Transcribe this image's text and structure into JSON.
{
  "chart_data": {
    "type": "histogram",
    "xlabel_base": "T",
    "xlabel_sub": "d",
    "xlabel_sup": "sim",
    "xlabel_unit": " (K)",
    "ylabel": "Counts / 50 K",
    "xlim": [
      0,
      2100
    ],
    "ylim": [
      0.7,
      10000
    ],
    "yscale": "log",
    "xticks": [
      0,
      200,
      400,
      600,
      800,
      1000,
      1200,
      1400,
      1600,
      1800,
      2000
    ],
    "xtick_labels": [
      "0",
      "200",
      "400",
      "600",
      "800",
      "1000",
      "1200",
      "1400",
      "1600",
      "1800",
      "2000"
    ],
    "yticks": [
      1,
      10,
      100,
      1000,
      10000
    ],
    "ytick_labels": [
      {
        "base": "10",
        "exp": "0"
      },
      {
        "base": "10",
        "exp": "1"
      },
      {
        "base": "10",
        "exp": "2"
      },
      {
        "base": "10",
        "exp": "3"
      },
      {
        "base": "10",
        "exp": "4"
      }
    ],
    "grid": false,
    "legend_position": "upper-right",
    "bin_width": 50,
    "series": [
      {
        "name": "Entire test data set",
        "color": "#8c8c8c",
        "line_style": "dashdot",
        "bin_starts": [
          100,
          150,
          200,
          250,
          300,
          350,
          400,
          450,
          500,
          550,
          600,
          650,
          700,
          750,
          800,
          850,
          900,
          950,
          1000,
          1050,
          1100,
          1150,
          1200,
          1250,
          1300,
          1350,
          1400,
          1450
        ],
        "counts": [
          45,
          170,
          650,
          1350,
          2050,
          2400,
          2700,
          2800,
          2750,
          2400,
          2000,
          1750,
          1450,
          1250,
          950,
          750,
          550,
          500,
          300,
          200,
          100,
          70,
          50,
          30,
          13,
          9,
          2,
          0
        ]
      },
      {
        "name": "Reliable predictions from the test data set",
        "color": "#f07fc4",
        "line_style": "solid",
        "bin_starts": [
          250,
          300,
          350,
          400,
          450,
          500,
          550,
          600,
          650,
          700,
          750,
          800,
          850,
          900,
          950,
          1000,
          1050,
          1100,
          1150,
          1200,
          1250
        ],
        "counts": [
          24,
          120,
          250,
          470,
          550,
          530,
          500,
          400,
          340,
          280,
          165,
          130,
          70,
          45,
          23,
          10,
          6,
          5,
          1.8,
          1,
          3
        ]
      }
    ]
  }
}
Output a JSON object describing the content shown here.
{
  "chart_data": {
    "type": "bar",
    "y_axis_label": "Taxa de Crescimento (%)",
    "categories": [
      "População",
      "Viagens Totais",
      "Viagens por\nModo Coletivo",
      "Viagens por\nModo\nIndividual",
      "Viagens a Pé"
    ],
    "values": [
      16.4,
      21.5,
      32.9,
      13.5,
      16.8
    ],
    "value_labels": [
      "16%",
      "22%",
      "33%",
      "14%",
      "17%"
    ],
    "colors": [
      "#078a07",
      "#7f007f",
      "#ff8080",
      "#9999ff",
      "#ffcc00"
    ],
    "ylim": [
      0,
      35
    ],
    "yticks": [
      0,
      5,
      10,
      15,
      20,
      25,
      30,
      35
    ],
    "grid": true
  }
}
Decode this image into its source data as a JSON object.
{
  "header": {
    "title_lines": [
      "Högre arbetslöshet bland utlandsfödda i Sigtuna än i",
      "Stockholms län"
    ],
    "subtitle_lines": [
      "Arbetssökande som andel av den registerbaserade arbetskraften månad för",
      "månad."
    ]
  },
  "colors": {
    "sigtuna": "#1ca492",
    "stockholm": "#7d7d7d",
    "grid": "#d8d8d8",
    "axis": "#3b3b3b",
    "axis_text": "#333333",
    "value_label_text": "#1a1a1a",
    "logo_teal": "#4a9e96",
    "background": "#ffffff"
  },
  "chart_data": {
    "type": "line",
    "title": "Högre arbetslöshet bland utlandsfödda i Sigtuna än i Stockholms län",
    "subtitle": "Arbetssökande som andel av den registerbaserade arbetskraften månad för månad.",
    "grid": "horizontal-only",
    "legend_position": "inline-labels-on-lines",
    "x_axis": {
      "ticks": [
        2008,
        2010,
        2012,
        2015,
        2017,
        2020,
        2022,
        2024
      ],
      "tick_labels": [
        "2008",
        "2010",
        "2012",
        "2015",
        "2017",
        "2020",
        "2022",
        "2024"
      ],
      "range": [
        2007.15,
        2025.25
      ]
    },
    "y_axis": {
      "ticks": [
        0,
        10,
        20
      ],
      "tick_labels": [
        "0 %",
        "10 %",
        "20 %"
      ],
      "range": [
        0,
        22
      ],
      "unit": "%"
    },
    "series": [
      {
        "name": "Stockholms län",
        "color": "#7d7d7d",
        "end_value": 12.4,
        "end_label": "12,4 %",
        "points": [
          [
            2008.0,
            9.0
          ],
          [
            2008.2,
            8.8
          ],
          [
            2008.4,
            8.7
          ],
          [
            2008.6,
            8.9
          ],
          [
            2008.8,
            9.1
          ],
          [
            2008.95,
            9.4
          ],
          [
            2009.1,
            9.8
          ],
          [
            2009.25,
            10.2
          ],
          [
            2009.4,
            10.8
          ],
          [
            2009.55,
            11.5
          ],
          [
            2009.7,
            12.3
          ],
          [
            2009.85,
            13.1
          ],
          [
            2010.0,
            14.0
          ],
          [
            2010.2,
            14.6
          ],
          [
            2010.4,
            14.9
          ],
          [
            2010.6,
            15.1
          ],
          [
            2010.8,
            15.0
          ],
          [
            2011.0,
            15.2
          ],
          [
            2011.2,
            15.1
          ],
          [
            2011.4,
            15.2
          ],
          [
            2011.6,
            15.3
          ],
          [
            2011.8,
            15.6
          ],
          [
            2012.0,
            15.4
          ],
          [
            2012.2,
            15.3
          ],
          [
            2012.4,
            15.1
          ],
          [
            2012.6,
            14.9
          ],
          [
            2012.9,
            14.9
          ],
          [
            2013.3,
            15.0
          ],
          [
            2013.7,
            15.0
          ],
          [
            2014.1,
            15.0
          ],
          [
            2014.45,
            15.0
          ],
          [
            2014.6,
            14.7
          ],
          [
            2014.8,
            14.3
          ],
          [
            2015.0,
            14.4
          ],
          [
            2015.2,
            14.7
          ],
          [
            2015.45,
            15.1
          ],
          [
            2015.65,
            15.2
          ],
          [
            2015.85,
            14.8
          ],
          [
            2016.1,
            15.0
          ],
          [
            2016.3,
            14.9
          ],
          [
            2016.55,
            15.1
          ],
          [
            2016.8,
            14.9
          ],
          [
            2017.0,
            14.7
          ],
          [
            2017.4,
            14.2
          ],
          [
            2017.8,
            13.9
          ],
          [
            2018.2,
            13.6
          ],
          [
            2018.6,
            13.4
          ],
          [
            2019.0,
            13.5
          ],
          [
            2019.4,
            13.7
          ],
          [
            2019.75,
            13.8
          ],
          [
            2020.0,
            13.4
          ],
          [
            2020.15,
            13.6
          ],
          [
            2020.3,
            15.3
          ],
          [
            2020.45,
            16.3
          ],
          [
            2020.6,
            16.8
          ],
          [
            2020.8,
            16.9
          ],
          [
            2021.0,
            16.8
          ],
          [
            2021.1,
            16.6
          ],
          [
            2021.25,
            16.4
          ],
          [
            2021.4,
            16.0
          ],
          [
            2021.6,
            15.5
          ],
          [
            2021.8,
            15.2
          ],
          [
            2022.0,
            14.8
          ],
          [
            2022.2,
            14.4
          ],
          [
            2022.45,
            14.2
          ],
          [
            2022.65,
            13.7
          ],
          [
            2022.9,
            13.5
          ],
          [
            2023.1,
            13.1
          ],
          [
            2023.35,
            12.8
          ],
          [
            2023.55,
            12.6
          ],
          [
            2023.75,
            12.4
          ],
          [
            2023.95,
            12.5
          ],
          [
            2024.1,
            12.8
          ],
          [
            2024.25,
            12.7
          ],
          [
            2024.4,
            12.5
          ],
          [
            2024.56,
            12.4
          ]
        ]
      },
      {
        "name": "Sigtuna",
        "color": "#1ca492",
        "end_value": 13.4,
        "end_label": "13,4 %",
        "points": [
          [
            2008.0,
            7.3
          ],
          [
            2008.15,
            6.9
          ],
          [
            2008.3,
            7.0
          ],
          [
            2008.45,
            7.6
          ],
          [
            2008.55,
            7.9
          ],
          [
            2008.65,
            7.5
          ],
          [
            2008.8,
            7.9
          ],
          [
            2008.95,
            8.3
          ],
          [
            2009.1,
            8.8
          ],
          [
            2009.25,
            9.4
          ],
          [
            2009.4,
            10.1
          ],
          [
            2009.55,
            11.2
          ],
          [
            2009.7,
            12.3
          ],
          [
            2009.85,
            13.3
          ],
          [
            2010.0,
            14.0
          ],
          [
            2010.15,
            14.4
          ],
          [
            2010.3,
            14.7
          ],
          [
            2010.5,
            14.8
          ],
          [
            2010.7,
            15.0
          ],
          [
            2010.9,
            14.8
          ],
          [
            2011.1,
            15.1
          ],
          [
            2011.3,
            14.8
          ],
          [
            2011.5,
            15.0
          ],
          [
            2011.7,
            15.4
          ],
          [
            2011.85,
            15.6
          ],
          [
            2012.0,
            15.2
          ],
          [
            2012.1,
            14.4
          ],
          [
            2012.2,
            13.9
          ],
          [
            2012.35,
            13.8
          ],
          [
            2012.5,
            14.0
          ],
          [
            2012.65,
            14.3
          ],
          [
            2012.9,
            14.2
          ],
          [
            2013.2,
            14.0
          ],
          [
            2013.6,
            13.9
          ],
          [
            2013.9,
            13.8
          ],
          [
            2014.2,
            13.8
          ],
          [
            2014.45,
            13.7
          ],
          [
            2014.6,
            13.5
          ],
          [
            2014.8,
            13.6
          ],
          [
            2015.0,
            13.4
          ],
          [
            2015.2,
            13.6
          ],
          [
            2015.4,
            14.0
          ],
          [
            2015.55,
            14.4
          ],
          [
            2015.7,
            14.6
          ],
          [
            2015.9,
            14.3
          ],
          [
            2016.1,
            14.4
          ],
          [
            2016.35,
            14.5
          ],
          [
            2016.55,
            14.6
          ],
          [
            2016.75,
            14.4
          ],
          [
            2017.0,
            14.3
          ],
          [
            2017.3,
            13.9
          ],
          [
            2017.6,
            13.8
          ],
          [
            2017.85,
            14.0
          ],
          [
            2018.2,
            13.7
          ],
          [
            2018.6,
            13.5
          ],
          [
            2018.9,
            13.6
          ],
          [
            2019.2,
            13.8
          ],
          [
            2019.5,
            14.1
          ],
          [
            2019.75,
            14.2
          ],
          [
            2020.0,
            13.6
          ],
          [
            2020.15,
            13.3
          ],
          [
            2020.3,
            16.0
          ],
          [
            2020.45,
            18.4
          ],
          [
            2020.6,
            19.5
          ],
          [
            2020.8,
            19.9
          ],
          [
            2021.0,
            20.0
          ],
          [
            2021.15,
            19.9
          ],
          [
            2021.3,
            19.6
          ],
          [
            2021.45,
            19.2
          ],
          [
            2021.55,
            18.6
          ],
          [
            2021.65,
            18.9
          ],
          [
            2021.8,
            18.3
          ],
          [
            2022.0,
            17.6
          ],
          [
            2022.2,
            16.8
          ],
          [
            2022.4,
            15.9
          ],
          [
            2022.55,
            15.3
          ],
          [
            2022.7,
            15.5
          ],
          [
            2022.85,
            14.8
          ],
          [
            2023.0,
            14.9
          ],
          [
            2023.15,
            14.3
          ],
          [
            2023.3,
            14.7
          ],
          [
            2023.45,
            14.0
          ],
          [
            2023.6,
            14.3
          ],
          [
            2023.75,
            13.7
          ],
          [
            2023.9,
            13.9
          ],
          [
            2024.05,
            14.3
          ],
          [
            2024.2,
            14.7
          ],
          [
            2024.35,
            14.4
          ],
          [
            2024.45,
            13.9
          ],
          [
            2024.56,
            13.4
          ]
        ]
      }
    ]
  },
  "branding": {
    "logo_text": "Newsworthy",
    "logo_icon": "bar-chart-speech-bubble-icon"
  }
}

### CHALLENGE:
Copy each line of the records containing the string "grid".

### REPLY:
    "grid": false,
    "grid": true
    "grid": "#d8d8d8",
    "grid": "horizontal-only",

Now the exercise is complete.